>> START DATA TO PROCESS
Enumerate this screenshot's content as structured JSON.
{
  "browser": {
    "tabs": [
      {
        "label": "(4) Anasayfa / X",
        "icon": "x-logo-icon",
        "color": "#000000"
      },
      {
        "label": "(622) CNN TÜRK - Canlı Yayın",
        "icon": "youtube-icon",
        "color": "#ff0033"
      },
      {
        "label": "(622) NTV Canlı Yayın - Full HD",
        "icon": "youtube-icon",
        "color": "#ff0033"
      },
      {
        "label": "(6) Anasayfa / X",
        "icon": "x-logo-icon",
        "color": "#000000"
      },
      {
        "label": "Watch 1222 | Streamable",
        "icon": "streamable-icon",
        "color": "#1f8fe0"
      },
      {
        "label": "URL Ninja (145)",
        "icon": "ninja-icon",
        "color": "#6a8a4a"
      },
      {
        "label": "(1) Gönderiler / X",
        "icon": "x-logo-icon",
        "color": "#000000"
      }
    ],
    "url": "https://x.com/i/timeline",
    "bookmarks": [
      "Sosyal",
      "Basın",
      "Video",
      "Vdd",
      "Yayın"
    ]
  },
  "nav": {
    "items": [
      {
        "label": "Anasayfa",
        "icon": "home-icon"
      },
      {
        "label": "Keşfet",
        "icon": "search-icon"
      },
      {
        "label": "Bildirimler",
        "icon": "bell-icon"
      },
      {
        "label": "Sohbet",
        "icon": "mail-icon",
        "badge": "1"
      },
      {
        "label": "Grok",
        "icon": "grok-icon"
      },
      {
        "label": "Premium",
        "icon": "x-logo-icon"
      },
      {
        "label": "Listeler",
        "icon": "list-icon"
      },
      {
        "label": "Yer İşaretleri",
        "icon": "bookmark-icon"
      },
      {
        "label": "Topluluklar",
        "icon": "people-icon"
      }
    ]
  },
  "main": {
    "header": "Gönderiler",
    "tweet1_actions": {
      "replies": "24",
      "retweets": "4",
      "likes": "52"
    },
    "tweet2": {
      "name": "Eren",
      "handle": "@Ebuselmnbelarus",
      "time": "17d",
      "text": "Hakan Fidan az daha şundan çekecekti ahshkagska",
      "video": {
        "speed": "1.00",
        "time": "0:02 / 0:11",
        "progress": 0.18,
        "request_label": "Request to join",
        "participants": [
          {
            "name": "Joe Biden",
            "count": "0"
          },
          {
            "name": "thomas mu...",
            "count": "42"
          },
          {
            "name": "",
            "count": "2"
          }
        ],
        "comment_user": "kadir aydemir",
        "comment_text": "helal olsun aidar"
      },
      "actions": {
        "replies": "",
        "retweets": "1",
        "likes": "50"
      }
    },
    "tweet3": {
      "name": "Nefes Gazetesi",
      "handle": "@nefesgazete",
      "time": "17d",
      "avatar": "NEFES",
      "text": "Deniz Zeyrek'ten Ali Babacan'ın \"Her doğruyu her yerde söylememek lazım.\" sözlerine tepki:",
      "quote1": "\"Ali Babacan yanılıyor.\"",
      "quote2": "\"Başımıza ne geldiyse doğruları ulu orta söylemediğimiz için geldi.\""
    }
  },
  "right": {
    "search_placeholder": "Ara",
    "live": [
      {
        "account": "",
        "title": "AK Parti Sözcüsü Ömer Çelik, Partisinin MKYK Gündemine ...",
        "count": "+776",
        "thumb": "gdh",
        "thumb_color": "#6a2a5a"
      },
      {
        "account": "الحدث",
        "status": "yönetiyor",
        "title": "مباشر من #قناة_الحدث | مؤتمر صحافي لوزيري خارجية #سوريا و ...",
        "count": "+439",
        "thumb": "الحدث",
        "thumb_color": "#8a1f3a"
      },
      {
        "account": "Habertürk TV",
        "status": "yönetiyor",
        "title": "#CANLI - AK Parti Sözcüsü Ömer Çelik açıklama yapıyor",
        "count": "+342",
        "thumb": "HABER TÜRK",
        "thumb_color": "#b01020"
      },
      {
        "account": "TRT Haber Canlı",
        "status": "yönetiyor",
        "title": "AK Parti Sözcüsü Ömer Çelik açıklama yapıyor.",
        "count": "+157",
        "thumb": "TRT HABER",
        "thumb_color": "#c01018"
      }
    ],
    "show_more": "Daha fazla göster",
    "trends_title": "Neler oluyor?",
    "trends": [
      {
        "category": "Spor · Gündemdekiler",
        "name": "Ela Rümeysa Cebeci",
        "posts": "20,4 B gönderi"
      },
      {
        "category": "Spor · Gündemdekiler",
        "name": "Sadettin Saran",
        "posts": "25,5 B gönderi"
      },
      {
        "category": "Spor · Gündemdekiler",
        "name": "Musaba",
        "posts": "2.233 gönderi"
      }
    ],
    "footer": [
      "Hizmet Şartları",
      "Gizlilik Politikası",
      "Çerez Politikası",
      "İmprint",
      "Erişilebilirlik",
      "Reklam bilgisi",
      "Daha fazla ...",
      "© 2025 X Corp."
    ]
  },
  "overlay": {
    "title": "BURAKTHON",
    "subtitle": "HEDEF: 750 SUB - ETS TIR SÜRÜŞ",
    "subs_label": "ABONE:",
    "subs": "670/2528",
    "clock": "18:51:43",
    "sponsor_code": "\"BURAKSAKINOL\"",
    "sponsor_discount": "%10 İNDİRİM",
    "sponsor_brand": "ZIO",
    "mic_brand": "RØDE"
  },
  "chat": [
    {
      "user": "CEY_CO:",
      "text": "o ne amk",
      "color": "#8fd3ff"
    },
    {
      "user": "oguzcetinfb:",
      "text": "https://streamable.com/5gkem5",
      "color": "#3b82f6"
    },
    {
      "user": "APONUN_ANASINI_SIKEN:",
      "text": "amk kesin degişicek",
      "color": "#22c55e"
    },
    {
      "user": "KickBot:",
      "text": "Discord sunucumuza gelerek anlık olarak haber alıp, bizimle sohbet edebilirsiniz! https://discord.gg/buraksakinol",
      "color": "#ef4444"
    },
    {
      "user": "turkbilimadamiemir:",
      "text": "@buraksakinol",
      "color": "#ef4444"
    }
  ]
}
>> END DATA TO PROCESS
# [EXERCISE AIM]
Every record above must be duplicated exactly.

# [FINISHED TASK]
Enumerate this screenshot's content as structured JSON.
{
  "browser": {
    "tabs": [
      {
        "label": "(4) Anasayfa / X",
        "icon": "x-logo-icon",
        "color": "#000000"
      },
      {
        "label": "(622) CNN TÜRK - Canlı Yayın",
        "icon": "youtube-icon",
        "color": "#ff0033"
      },
      {
        "label": "(622) NTV Canlı Yayın - Full HD",
        "icon": "youtube-icon",
        "color": "#ff0033"
      },
      {
        "label": "(6) Anasayfa / X",
        "icon": "x-logo-icon",
        "color": "#000000"
      },
      {
        "label": "Watch 1222 | Streamable",
        "icon": "streamable-icon",
        "color": "#1f8fe0"
      },
      {
        "label": "URL Ninja (145)",
        "icon": "ninja-icon",
        "color": "#6a8a4a"
      },
      {
        "label": "(1) Gönderiler / X",
        "icon": "x-logo-icon",
        "color": "#000000"
      }
    ],
    "url": "https://x.com/i/timeline",
    "bookmarks": [
      "Sosyal",
      "Basın",
      "Video",
      "Vdd",
      "Yayın"
    ]
  },
  "nav": {
    "items": [
      {
        "label": "Anasayfa",
        "icon": "home-icon"
      },
      {
        "label": "Keşfet",
        "icon": "search-icon"
      },
      {
        "label": "Bildirimler",
        "icon": "bell-icon"
      },
      {
        "label": "Sohbet",
        "icon": "mail-icon",
        "badge": "1"
      },
      {
        "label": "Grok",
        "icon": "grok-icon"
      },
      {
        "label": "Premium",
        "icon": "x-logo-icon"
      },
      {
        "label": "Listeler",
        "icon": "list-icon"
      },
      {
        "label": "Yer İşaretleri",
        "icon": "bookmark-icon"
      },
      {
        "label": "Topluluklar",
        "icon": "people-icon"
      }
    ]
  },
  "main": {
    "header": "Gönderiler",
    "tweet1_actions": {
      "replies": "24",
      "retweets": "4",
      "likes": "52"
    },
    "tweet2": {
      "name": "Eren",
      "handle": "@Ebuselmnbelarus",
      "time": "17d",
      "text": "Hakan Fidan az daha şundan çekecekti ahshkagska",
      "video": {
        "speed": "1.00",
        "time": "0:02 / 0:11",
        "progress": 0.18,
        "request_label": "Request to join",
        "participants": [
          {
            "name": "Joe Biden",
            "count": "0"
          },
          {
            "name": "thomas mu...",
            "count": "42"
          },
          {
            "name": "",
            "count": "2"
          }
        ],
        "comment_user": "kadir aydemir",
        "comment_text": "helal olsun aidar"
      },
      "actions": {
        "replies": "",
        "retweets": "1",
        "likes": "50"
      }
    },
    "tweet3": {
      "name": "Nefes Gazetesi",
      "handle": "@nefesgazete",
      "time": "17d",
      "avatar": "NEFES",
      "text": "Deniz Zeyrek'ten Ali Babacan'ın \"Her doğruyu her yerde söylememek lazım.\" sözlerine tepki:",
      "quote1": "\"Ali Babacan yanılıyor.\"",
      "quote2": "\"Başımıza ne geldiyse doğruları ulu orta söylemediğimiz için geldi.\""
    }
  },
  "right": {
    "search_placeholder": "Ara",
    "live": [
      {
        "account": "",
        "title": "AK Parti Sözcüsü Ömer Çelik, Partisinin MKYK Gündemine ...",
        "count": "+776",
        "thumb": "gdh",
        "thumb_color": "#6a2a5a"
      },
      {
        "account": "الحدث",
        "status": "yönetiyor",
        "title": "مباشر من #قناة_الحدث | مؤتمر صحافي لوزيري خارجية #سوريا و ...",
        "count": "+439",
        "thumb": "الحدث",
        "thumb_color": "#8a1f3a"
      },
      {
        "account": "Habertürk TV",
        "status": "yönetiyor",
        "title": "#CANLI - AK Parti Sözcüsü Ömer Çelik açıklama yapıyor",
        "count": "+342",
        "thumb": "HABER TÜRK",
        "thumb_color": "#b01020"
      },
      {
        "account": "TRT Haber Canlı",
        "status": "yönetiyor",
        "title": "AK Parti Sözcüsü Ömer Çelik açıklama yapıyor.",
        "count": "+157",
        "thumb": "TRT HABER",
        "thumb_color": "#c01018"
      }
    ],
    "show_more": "Daha fazla göster",
    "trends_title": "Neler oluyor?",
    "trends": [
      {
        "category": "Spor · Gündemdekiler",
        "name": "Ela Rümeysa Cebeci",
        "posts": "20,4 B gönderi"
      },
      {
        "category": "Spor · Gündemdekiler",
        "name": "Sadettin Saran",
        "posts": "25,5 B gönderi"
      },
      {
        "category": "Spor · Gündemdekiler",
        "name": "Musaba",
        "posts": "2.233 gönderi"
      }
    ],
    "footer": [
      "Hizmet Şartları",
      "Gizlilik Politikası",
      "Çerez Politikası",
      "İmprint",
      "Erişilebilirlik",
      "Reklam bilgisi",
      "Daha fazla ...",
      "© 2025 X Corp."
    ]
  },
  "overlay": {
    "title": "BURAKTHON",
    "subtitle": "HEDEF: 750 SUB - ETS TIR SÜRÜŞ",
    "subs_label": "ABONE:",
    "subs": "670/2528",
    "clock": "18:51:43",
    "sponsor_code": "\"BURAKSAKINOL\"",
    "sponsor_discount": "%10 İNDİRİM",
    "sponsor_brand": "ZIO",
    "mic_brand": "RØDE"
  },
  "chat": [
    {
      "user": "CEY_CO:",
      "text": "o ne amk",
      "color": "#8fd3ff"
    },
    {
      "user": "oguzcetinfb:",
      "text": "https://streamable.com/5gkem5",
      "color": "#3b82f6"
    },
    {
      "user": "APONUN_ANASINI_SIKEN:",
      "text": "amk kesin degişicek",
      "color": "#22c55e"
    },
    {
      "user": "KickBot:",
      "text": "Discord sunucumuza gelerek anlık olarak haber alıp, bizimle sohbet edebilirsiniz! https://discord.gg/buraksakinol",
      "color": "#ef4444"
    },
    {
      "user": "turkbilimadamiemir:",
      "text": "@buraksakinol",
      "color": "#ef4444"
    }
  ]
}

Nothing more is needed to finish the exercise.